## Stated exercise 1:
In the lens distortion notes, which kind of lens is barrel distortion associated with?

## Text to read:
________

The PPM is based on the pinhole model and is unable to capture distortions that a lens introduces.

\begin{description}
    \item[Radial distortion] \marginnote{Radial distortion}
        Deviation from the ideal pinhole caused by the lens curvature.

        \begin{descriptionlist}
            \item[Barrel distortion] \marginnote{Barrel distortion}
                Defect associated with wide-angle lenses that causes straight lines to bend outwards.
            \item[Pincushion distortion] \marginnote{Pincushion distortion}
                Defect associated with telephoto lenses that causes straight lines to bend inwards.

________

## Material for this task:

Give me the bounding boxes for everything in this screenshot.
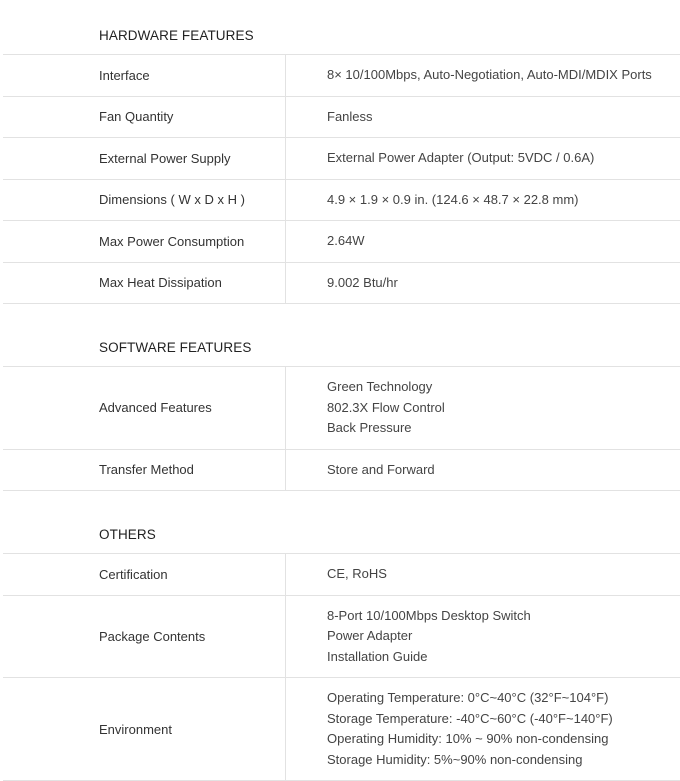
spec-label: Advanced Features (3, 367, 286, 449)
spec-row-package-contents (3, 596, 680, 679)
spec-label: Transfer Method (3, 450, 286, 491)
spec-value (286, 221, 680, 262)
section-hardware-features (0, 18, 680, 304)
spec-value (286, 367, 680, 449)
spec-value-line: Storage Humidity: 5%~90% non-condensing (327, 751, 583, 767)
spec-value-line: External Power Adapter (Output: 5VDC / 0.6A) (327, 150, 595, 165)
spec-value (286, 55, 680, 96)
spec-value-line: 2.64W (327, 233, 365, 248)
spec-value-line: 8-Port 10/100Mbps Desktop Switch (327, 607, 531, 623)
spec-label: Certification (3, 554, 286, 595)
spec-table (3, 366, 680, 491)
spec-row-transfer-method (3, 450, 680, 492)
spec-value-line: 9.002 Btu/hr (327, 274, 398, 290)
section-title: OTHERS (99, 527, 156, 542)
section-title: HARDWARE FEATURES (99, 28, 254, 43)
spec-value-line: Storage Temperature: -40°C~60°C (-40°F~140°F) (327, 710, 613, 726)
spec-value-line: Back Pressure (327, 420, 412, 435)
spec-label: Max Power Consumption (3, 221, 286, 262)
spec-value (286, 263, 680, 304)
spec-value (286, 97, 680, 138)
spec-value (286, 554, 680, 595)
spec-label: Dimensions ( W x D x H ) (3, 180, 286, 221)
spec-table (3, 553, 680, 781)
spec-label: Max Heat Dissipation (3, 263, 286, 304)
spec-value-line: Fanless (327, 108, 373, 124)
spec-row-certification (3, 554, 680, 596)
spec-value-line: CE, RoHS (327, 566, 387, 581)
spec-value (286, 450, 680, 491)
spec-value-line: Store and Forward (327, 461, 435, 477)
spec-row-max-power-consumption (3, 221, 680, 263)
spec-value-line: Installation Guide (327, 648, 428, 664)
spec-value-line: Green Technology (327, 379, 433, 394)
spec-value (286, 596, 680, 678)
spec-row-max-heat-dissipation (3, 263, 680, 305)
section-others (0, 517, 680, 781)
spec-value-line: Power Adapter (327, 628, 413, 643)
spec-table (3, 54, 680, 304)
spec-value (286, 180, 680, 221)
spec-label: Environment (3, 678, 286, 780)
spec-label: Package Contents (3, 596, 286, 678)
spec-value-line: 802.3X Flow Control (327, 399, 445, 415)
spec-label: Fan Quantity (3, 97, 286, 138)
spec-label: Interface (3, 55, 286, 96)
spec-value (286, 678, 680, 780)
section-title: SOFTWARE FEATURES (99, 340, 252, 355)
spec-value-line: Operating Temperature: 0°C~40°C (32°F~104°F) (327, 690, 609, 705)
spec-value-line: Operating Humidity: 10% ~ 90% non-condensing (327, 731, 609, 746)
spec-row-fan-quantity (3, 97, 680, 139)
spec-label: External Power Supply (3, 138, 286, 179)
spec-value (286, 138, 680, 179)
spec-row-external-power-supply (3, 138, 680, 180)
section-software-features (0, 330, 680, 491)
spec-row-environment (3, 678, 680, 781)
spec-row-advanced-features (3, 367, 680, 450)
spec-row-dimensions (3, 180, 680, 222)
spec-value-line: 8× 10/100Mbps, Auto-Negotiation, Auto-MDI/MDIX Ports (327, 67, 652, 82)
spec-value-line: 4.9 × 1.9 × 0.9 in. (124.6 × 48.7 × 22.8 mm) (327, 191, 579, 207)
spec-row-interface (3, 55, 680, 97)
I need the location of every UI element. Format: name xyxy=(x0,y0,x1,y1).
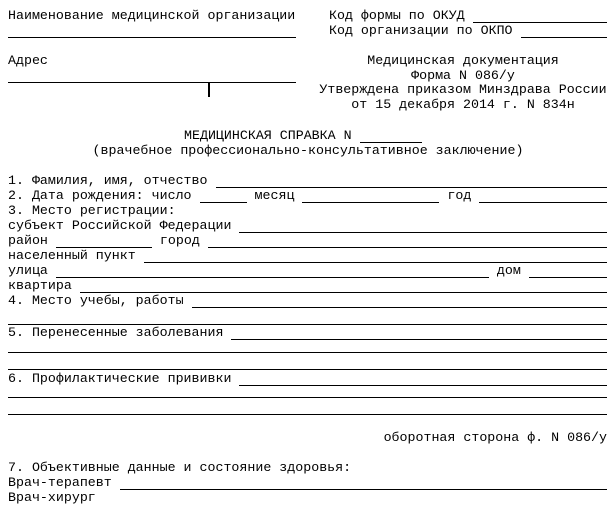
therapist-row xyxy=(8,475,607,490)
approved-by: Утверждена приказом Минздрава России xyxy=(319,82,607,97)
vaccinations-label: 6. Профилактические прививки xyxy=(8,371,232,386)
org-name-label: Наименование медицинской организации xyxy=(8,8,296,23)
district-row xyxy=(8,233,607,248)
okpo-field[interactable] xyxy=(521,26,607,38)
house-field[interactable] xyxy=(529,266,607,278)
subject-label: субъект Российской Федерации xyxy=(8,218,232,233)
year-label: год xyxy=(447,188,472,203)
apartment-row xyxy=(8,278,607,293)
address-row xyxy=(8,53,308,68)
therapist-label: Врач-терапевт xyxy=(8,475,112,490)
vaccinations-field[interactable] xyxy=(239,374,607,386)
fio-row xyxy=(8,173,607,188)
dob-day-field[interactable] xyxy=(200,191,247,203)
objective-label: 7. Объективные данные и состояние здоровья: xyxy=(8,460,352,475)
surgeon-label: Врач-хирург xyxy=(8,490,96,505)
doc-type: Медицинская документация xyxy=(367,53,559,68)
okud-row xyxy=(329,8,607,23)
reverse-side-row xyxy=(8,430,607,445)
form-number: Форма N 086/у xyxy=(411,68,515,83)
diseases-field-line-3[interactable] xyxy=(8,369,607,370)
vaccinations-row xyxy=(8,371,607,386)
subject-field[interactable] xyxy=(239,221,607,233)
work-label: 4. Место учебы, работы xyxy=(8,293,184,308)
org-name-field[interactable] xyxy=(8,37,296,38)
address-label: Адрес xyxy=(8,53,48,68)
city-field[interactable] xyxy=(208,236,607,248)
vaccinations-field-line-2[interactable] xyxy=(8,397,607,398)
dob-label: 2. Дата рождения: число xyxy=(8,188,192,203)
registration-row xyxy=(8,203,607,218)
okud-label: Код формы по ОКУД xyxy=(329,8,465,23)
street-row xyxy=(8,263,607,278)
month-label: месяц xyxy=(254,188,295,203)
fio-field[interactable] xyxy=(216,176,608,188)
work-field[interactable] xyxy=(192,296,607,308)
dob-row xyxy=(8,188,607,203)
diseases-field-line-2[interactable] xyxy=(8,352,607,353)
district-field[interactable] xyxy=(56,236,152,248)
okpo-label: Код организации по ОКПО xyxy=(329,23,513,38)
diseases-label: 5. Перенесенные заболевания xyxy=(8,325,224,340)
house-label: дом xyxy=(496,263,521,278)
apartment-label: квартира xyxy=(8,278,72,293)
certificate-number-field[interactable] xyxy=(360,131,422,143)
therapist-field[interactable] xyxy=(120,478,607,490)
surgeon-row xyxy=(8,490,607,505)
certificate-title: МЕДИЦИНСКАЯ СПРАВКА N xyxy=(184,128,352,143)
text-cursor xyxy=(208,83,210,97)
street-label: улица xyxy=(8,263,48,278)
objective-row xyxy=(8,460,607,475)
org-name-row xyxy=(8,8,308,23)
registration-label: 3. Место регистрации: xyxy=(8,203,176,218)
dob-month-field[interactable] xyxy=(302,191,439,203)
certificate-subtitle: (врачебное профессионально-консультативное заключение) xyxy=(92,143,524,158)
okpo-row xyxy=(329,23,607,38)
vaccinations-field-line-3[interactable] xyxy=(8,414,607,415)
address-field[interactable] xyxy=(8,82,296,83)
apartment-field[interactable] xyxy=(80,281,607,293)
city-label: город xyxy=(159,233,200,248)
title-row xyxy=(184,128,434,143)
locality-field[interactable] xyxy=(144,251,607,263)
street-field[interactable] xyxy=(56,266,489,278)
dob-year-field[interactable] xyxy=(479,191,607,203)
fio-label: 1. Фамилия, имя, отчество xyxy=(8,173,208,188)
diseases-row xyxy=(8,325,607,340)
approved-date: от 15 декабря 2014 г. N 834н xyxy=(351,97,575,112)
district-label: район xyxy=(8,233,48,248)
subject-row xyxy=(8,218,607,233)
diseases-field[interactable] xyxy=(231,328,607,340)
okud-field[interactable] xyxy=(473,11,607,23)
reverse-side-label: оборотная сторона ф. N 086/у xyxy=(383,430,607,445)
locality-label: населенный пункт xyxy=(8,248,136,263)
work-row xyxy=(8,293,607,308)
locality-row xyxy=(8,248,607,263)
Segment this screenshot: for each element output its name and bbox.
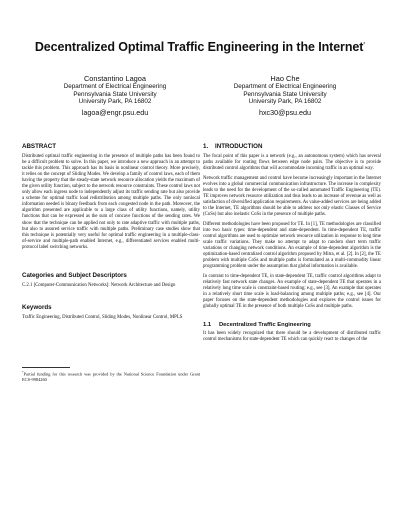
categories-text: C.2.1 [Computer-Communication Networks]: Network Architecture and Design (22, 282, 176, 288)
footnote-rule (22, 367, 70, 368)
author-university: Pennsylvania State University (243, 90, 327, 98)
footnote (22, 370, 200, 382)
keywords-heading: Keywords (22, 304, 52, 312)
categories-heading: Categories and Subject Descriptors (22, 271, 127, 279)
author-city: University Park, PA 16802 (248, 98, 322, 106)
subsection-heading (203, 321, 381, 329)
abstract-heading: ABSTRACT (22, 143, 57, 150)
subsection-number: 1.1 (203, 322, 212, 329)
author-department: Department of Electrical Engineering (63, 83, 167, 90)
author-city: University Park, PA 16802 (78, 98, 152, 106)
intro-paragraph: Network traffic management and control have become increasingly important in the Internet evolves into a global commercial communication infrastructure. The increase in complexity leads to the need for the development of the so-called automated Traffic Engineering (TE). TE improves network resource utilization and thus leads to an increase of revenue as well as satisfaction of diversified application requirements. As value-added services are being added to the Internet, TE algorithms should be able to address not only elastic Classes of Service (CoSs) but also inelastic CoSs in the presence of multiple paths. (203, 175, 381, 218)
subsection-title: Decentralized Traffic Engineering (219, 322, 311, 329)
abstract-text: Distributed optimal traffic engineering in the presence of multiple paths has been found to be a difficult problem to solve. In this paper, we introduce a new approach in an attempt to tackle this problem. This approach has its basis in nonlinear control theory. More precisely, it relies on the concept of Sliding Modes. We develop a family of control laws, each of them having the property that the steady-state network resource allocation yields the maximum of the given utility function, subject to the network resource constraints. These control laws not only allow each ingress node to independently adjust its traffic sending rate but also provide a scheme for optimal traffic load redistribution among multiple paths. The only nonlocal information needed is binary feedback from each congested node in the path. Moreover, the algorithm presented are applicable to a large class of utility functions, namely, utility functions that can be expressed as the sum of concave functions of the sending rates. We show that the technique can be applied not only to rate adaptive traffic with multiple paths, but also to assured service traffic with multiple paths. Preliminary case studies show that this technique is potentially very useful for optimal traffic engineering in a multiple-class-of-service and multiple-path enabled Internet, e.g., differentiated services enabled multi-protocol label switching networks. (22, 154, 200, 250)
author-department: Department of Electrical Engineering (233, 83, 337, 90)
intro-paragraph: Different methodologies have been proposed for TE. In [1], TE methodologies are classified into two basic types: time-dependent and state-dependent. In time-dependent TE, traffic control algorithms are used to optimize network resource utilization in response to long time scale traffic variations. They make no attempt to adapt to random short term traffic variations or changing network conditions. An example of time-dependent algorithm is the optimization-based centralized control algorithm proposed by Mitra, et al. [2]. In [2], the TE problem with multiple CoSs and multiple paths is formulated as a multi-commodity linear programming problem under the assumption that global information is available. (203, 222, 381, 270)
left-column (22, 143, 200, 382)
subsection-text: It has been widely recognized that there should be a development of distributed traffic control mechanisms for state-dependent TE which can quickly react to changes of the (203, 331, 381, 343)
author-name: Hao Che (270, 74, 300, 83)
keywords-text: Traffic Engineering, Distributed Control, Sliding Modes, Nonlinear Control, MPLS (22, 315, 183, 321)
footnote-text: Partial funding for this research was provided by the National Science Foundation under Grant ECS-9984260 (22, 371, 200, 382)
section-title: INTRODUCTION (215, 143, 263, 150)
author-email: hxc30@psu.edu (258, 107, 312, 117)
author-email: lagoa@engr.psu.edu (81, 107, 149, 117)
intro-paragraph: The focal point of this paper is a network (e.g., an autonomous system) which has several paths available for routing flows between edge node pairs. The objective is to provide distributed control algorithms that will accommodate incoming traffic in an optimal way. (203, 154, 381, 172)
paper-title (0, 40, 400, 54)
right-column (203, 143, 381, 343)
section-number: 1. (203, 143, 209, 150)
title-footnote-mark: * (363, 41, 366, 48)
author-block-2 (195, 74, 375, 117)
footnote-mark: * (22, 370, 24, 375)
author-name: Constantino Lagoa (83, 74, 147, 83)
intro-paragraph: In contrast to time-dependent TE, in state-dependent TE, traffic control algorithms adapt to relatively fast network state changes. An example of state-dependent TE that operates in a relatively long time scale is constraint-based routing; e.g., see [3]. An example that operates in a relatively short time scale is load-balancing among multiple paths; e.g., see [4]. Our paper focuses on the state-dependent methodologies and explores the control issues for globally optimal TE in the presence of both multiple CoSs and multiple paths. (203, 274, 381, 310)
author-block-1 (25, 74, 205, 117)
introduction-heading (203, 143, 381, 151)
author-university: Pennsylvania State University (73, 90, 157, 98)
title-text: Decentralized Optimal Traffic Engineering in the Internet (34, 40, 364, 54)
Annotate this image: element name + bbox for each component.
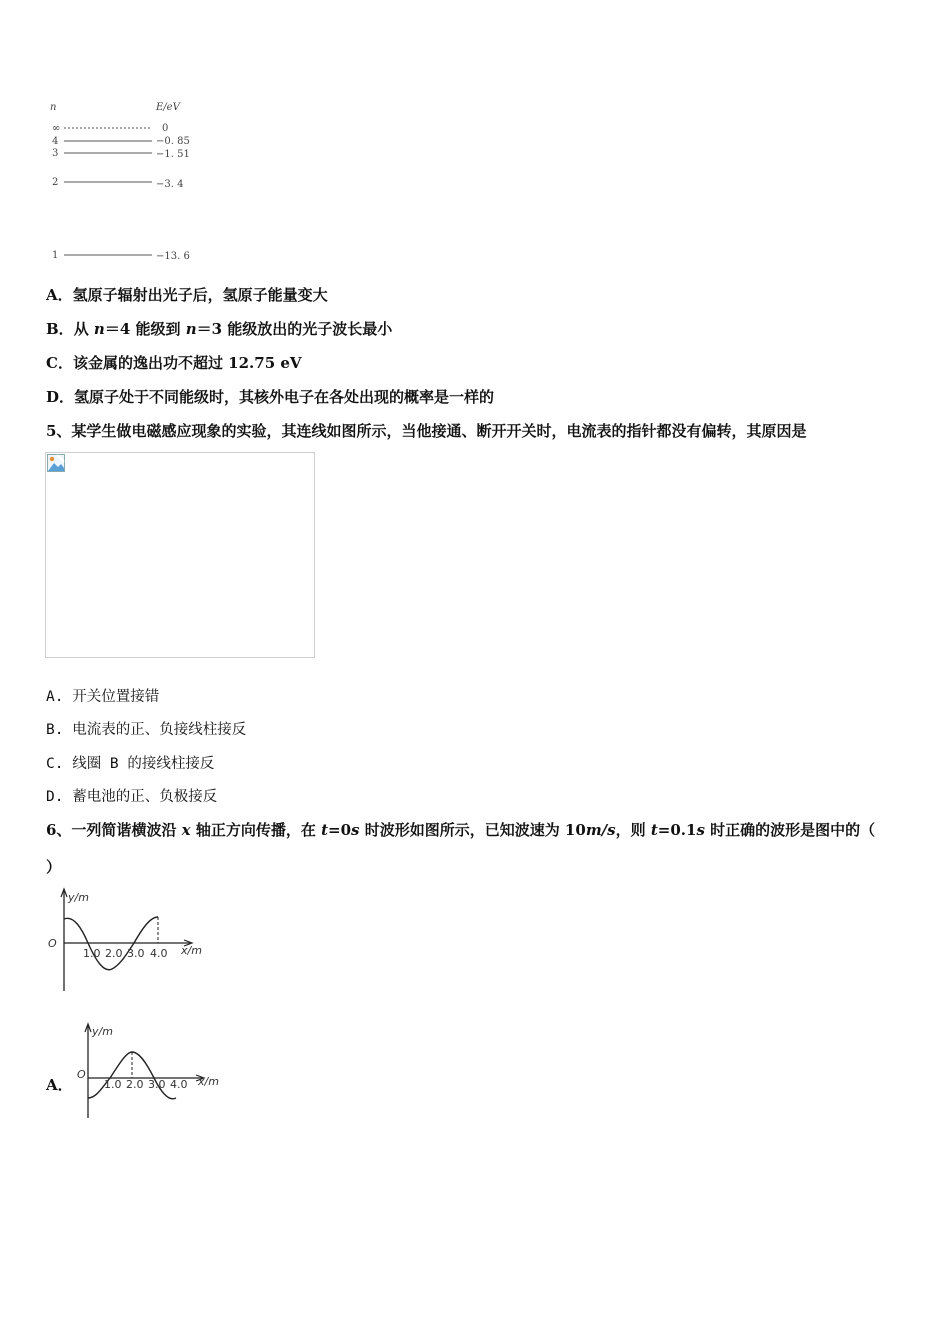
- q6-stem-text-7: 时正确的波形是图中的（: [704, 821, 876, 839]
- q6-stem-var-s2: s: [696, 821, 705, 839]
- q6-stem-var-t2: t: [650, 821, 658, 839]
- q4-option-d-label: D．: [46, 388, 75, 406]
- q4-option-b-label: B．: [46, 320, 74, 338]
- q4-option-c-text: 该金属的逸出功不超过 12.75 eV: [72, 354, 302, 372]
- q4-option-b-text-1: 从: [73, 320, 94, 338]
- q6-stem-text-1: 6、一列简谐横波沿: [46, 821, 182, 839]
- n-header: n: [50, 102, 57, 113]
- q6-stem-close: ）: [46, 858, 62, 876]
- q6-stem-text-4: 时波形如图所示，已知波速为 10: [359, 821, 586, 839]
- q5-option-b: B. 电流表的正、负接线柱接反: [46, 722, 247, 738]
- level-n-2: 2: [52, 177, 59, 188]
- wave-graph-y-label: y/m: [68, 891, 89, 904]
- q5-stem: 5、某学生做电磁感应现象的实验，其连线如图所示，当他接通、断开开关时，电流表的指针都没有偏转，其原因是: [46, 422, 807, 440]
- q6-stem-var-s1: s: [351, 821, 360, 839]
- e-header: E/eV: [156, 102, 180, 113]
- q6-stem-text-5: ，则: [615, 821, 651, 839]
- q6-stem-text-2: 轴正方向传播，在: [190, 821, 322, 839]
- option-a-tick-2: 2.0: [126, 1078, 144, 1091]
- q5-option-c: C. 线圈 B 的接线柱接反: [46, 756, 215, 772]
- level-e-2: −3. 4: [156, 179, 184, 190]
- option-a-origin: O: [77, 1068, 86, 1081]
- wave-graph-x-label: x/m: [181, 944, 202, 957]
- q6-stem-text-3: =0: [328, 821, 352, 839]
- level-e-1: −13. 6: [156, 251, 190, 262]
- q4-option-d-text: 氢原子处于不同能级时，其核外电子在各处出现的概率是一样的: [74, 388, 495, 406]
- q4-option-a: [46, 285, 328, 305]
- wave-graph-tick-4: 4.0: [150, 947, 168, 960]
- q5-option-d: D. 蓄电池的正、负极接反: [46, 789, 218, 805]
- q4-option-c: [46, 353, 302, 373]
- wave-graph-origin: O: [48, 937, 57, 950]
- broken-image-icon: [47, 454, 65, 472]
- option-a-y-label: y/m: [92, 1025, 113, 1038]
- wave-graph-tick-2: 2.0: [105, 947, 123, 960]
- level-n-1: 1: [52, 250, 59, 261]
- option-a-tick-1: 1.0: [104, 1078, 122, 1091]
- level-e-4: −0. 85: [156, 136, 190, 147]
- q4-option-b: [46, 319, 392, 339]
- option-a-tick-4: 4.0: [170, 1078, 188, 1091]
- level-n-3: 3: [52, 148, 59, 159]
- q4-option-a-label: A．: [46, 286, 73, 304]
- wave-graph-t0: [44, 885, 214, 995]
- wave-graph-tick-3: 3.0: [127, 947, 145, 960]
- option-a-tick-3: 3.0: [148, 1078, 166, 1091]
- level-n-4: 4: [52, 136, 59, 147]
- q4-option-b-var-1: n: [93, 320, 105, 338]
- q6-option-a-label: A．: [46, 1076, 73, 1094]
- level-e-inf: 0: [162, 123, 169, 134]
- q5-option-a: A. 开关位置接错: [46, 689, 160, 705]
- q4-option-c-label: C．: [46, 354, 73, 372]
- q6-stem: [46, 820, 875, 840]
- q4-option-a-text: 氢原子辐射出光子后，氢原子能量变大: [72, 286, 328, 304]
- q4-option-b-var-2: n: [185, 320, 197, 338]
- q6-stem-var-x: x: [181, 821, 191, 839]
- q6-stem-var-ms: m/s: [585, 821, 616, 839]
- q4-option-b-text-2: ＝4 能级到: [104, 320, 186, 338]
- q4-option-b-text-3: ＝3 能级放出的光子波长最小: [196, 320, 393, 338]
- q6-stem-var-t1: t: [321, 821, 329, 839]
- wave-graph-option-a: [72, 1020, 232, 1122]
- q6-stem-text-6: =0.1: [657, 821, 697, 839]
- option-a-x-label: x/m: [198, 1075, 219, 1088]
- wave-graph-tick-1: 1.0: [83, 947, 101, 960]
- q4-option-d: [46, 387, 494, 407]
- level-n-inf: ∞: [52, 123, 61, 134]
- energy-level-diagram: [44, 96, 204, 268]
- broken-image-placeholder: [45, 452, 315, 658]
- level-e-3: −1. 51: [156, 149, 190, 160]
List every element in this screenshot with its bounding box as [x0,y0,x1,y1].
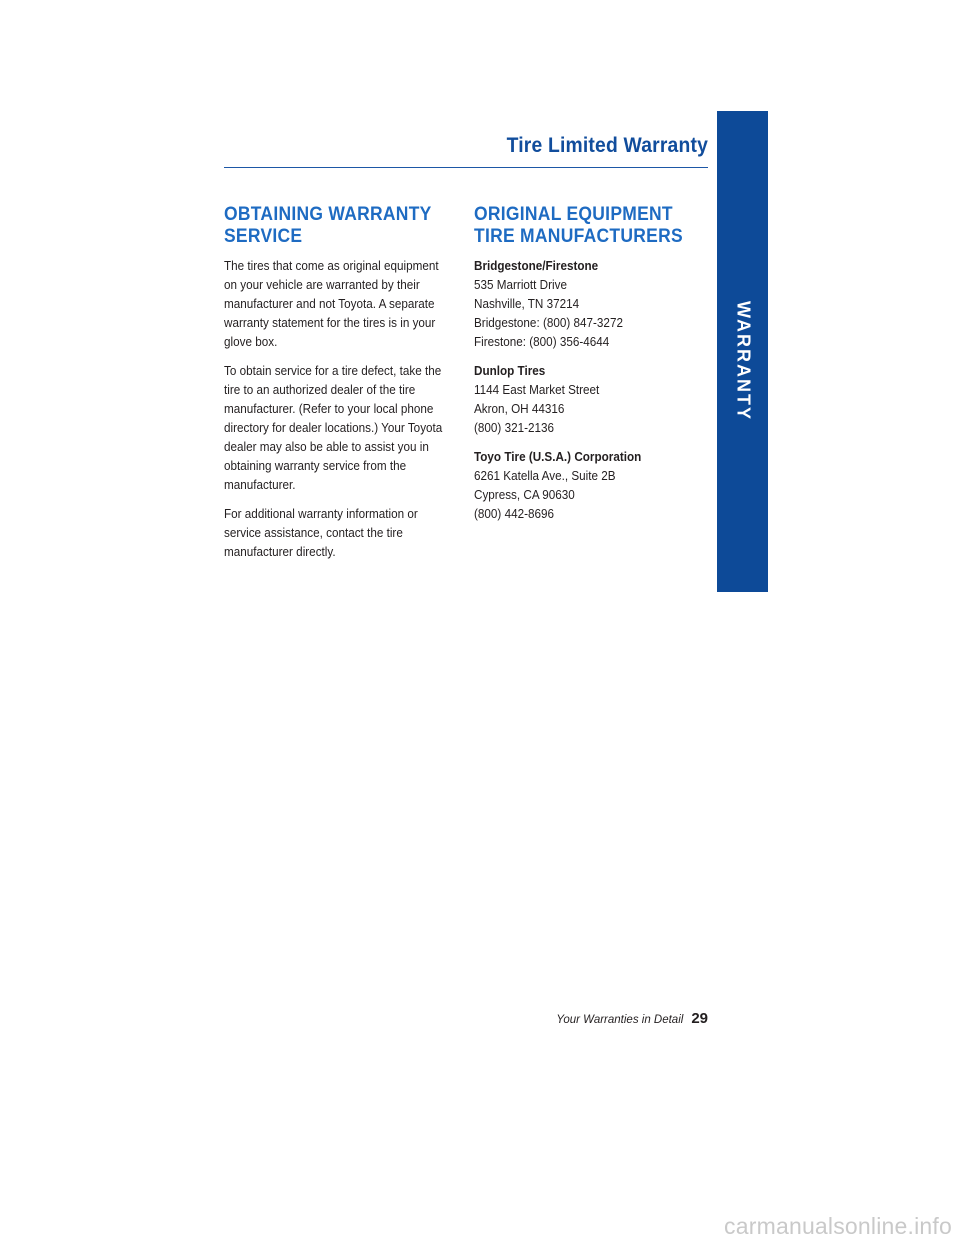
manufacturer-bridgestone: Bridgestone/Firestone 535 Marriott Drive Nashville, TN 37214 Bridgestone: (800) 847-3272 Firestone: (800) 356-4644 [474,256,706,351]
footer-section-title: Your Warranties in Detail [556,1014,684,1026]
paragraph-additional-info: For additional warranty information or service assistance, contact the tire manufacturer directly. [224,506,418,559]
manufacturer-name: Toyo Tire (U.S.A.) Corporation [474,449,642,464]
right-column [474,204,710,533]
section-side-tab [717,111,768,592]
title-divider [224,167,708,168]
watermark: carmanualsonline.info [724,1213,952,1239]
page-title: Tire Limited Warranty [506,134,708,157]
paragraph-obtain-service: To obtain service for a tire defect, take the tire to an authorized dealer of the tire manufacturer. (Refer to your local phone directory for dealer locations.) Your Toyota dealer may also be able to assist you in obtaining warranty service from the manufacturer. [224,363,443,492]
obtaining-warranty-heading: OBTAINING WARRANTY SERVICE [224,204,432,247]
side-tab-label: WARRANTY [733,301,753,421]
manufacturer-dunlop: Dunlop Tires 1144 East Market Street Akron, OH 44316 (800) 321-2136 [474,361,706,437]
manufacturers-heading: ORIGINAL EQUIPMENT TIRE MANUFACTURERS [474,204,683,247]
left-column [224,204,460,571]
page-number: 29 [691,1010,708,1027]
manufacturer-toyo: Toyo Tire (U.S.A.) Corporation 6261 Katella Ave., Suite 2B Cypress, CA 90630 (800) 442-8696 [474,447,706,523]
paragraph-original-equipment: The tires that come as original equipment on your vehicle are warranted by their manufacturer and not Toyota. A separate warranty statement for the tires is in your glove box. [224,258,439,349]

________

## Stated exercise 2:
Copy the lines of the records exactly, starting at the line that contains "therapist-row xyxy=(8,475,607,490)" and stopping after the line that contains "house-field[interactable] xyxy=(529,266,607,278)".

## Written answer 1:
Wide-angle lenses.

## Written answer 2:
therapist-row xyxy=(8,475,607,490)
approved-by: Утверждена приказом Минздрава России xyxy=(319,82,607,97)
vaccinations-label: 6. Профилактические прививки xyxy=(8,371,232,386)
org-name-label: Наименование медицинской организации xyxy=(8,8,296,23)
district-row xyxy=(8,233,607,248)
okpo-field[interactable] xyxy=(521,26,607,38)
house-field[interactable] xyxy=(529,266,607,278)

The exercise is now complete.